What to work on:
Report each line of the data that has "JSON" somewhere in it.

Exercise material:
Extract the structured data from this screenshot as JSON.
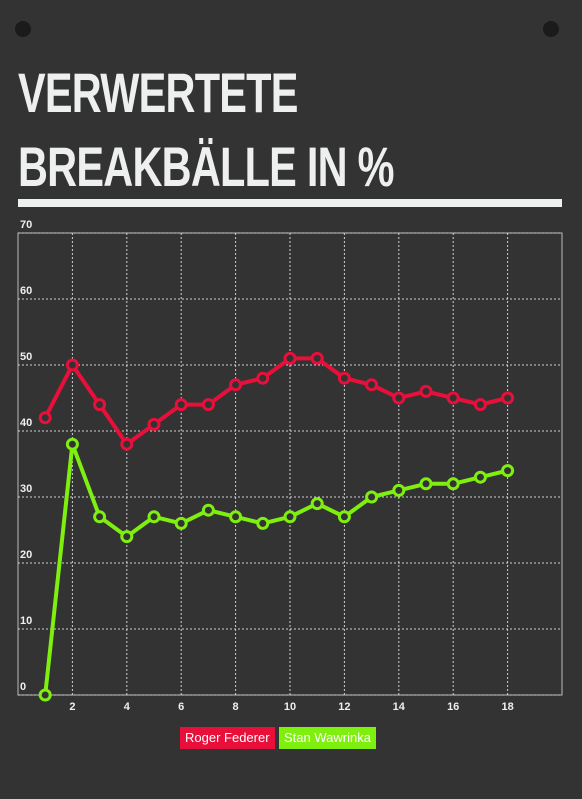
{
  "chart_data": {
    "type": "line",
    "title": "VERWERTETE BREAKBÄLLE IN %",
    "x": [
      1,
      2,
      3,
      4,
      5,
      6,
      7,
      8,
      9,
      10,
      11,
      12,
      13,
      14,
      15,
      16,
      17,
      18
    ],
    "series": [
      {
        "name": "Roger Federer",
        "color": "#e8103a",
        "values": [
          42,
          50,
          44,
          38,
          41,
          44,
          44,
          47,
          48,
          51,
          51,
          48,
          47,
          45,
          46,
          45,
          44,
          45
        ]
      },
      {
        "name": "Stan Wawrinka",
        "color": "#7fef10",
        "values": [
          0,
          38,
          27,
          24,
          27,
          26,
          28,
          27,
          26,
          27,
          29,
          27,
          30,
          31,
          32,
          32,
          33,
          34
        ]
      }
    ],
    "xlim": [
      0,
      20
    ],
    "ylim": [
      0,
      70
    ],
    "xticks": [
      2,
      4,
      6,
      8,
      10,
      12,
      14,
      16,
      18
    ],
    "yticks": [
      0,
      10,
      20,
      30,
      40,
      50,
      60,
      70
    ],
    "grid": true
  }
}
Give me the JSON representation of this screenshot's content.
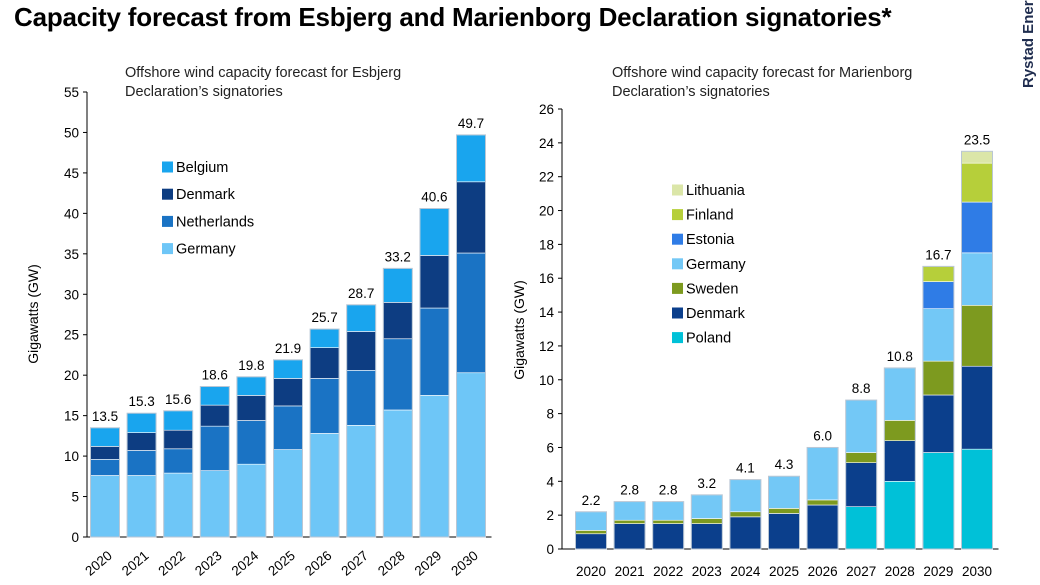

Answer to the problem:
Extract the structured data from this screenshot as JSON.
Give me the JSON representation of this screenshot's content.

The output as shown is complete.